The request
Reproduce the records below in full and without edits, omitting images.

Data for processing
──────

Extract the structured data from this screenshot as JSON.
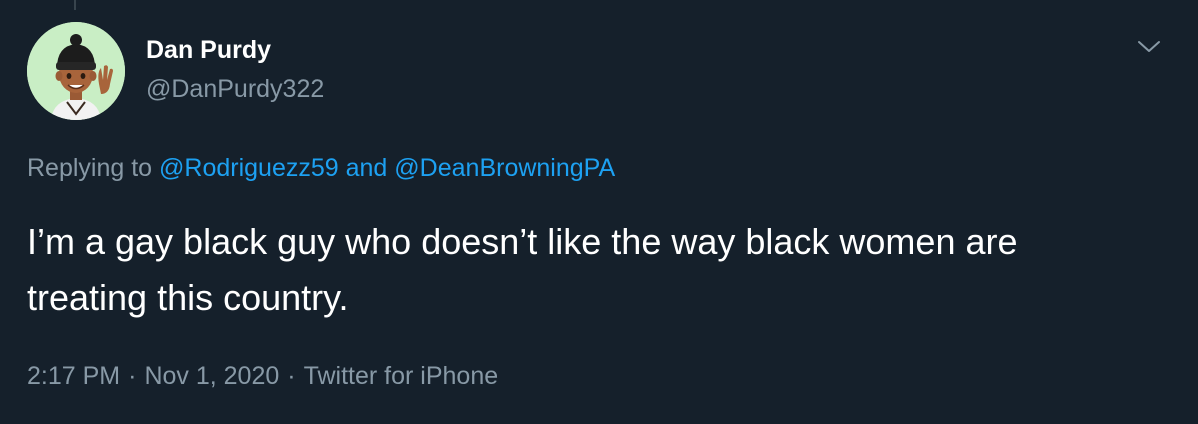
{
  "author": {
    "display_name": "Dan Purdy",
    "handle": "@DanPurdy322",
    "avatar": "memoji-avatar"
  },
  "reply": {
    "prefix": "Replying to",
    "mention_1": "@Rodriguezz59",
    "conjunction": "and",
    "mention_2": "@DeanBrowningPA"
  },
  "tweet": {
    "text": "I’m a gay black guy who doesn’t like the way black women are treating this country."
  },
  "meta": {
    "time": "2:17 PM",
    "separator": "·",
    "date": "Nov 1, 2020",
    "source": "Twitter for iPhone"
  },
  "icons": {
    "more": "chevron-down-icon"
  },
  "colors": {
    "background": "#15202b",
    "text": "#ffffff",
    "secondary_text": "#8899a6",
    "link": "#1da1f2",
    "avatar_bg": "#c9eec5"
  }
}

──────

Answer for the task
Extract the structured data from this screenshot as JSON.
{
  "author": {
    "display_name": "Dan Purdy",
    "handle": "@DanPurdy322",
    "avatar": "memoji-avatar"
  },
  "reply": {
    "prefix": "Replying to",
    "mention_1": "@Rodriguezz59",
    "conjunction": "and",
    "mention_2": "@DeanBrowningPA"
  },
  "tweet": {
    "text": "I’m a gay black guy who doesn’t like the way black women are treating this country."
  },
  "meta": {
    "time": "2:17 PM",
    "separator": "·",
    "date": "Nov 1, 2020",
    "source": "Twitter for iPhone"
  },
  "icons": {
    "more": "chevron-down-icon"
  },
  "colors": {
    "background": "#15202b",
    "text": "#ffffff",
    "secondary_text": "#8899a6",
    "link": "#1da1f2",
    "avatar_bg": "#c9eec5"
  }
}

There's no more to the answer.